### WORK TO BE COMPLETED
Below is a block of records; repeat all of them exactly.

───

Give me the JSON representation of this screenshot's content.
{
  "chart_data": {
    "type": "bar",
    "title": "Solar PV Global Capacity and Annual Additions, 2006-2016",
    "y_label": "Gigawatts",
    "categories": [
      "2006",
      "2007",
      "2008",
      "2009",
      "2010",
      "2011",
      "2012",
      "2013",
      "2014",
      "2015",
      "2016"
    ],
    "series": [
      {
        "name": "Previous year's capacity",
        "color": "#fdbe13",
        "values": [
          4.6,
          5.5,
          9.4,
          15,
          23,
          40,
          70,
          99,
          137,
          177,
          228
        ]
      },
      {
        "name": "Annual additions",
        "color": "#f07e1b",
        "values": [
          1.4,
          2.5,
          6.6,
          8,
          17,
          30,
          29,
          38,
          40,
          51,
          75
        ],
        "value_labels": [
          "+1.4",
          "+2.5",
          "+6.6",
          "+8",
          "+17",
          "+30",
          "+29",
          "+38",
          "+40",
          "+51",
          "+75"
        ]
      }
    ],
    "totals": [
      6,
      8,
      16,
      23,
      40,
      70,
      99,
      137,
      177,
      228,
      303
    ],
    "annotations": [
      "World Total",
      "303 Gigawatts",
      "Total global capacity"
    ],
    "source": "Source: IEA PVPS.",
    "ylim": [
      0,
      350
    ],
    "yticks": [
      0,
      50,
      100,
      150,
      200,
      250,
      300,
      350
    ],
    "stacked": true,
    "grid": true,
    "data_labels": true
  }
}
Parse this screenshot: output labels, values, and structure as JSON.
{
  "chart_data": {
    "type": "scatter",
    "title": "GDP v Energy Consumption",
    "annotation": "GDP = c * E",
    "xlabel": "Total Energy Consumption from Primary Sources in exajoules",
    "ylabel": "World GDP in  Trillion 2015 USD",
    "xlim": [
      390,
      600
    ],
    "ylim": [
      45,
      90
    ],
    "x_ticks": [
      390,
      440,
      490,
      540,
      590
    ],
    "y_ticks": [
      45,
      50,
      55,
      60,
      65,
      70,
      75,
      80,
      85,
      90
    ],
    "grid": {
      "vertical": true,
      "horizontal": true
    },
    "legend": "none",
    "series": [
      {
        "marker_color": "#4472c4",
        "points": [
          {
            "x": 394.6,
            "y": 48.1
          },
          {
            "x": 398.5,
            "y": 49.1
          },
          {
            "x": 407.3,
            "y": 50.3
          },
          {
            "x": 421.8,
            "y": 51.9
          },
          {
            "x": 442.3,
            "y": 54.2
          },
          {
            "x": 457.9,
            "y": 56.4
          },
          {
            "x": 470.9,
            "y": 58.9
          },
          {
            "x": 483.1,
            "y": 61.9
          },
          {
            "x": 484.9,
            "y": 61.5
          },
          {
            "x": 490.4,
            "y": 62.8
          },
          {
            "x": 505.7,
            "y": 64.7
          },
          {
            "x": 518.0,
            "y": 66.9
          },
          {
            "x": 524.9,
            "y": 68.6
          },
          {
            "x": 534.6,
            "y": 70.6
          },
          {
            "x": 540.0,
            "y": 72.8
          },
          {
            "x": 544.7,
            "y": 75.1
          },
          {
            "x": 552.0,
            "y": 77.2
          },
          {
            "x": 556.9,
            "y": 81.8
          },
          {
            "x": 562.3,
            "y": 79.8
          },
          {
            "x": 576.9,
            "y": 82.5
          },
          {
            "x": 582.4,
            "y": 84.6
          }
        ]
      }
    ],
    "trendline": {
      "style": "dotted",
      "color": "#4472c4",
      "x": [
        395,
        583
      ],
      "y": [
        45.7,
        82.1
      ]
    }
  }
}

───

### TASK OUTPUT
Give me the JSON representation of this screenshot's content.
{
  "chart_data": {
    "type": "bar",
    "title": "Solar PV Global Capacity and Annual Additions, 2006-2016",
    "y_label": "Gigawatts",
    "categories": [
      "2006",
      "2007",
      "2008",
      "2009",
      "2010",
      "2011",
      "2012",
      "2013",
      "2014",
      "2015",
      "2016"
    ],
    "series": [
      {
        "name": "Previous year's capacity",
        "color": "#fdbe13",
        "values": [
          4.6,
          5.5,
          9.4,
          15,
          23,
          40,
          70,
          99,
          137,
          177,
          228
        ]
      },
      {
        "name": "Annual additions",
        "color": "#f07e1b",
        "values": [
          1.4,
          2.5,
          6.6,
          8,
          17,
          30,
          29,
          38,
          40,
          51,
          75
        ],
        "value_labels": [
          "+1.4",
          "+2.5",
          "+6.6",
          "+8",
          "+17",
          "+30",
          "+29",
          "+38",
          "+40",
          "+51",
          "+75"
        ]
      }
    ],
    "totals": [
      6,
      8,
      16,
      23,
      40,
      70,
      99,
      137,
      177,
      228,
      303
    ],
    "annotations": [
      "World Total",
      "303 Gigawatts",
      "Total global capacity"
    ],
    "source": "Source: IEA PVPS.",
    "ylim": [
      0,
      350
    ],
    "yticks": [
      0,
      50,
      100,
      150,
      200,
      250,
      300,
      350
    ],
    "stacked": true,
    "grid": true,
    "data_labels": true
  }
}
Parse this screenshot: output labels, values, and structure as JSON.
{
  "chart_data": {
    "type": "scatter",
    "title": "GDP v Energy Consumption",
    "annotation": "GDP = c * E",
    "xlabel": "Total Energy Consumption from Primary Sources in exajoules",
    "ylabel": "World GDP in  Trillion 2015 USD",
    "xlim": [
      390,
      600
    ],
    "ylim": [
      45,
      90
    ],
    "x_ticks": [
      390,
      440,
      490,
      540,
      590
    ],
    "y_ticks": [
      45,
      50,
      55,
      60,
      65,
      70,
      75,
      80,
      85,
      90
    ],
    "grid": {
      "vertical": true,
      "horizontal": true
    },
    "legend": "none",
    "series": [
      {
        "marker_color": "#4472c4",
        "points": [
          {
            "x": 394.6,
            "y": 48.1
          },
          {
            "x": 398.5,
            "y": 49.1
          },
          {
            "x": 407.3,
            "y": 50.3
          },
          {
            "x": 421.8,
            "y": 51.9
          },
          {
            "x": 442.3,
            "y": 54.2
          },
          {
            "x": 457.9,
            "y": 56.4
          },
          {
            "x": 470.9,
            "y": 58.9
          },
          {
            "x": 483.1,
            "y": 61.9
          },
          {
            "x": 484.9,
            "y": 61.5
          },
          {
            "x": 490.4,
            "y": 62.8
          },
          {
            "x": 505.7,
            "y": 64.7
          },
          {
            "x": 518.0,
            "y": 66.9
          },
          {
            "x": 524.9,
            "y": 68.6
          },
          {
            "x": 534.6,
            "y": 70.6
          },
          {
            "x": 540.0,
            "y": 72.8
          },
          {
            "x": 544.7,
            "y": 75.1
          },
          {
            "x": 552.0,
            "y": 77.2
          },
          {
            "x": 556.9,
            "y": 81.8
          },
          {
            "x": 562.3,
            "y": 79.8
          },
          {
            "x": 576.9,
            "y": 82.5
          },
          {
            "x": 582.4,
            "y": 84.6
          }
        ]
      }
    ],
    "trendline": {
      "style": "dotted",
      "color": "#4472c4",
      "x": [
        395,
        583
      ],
      "y": [
        45.7,
        82.1
      ]
    }
  }
}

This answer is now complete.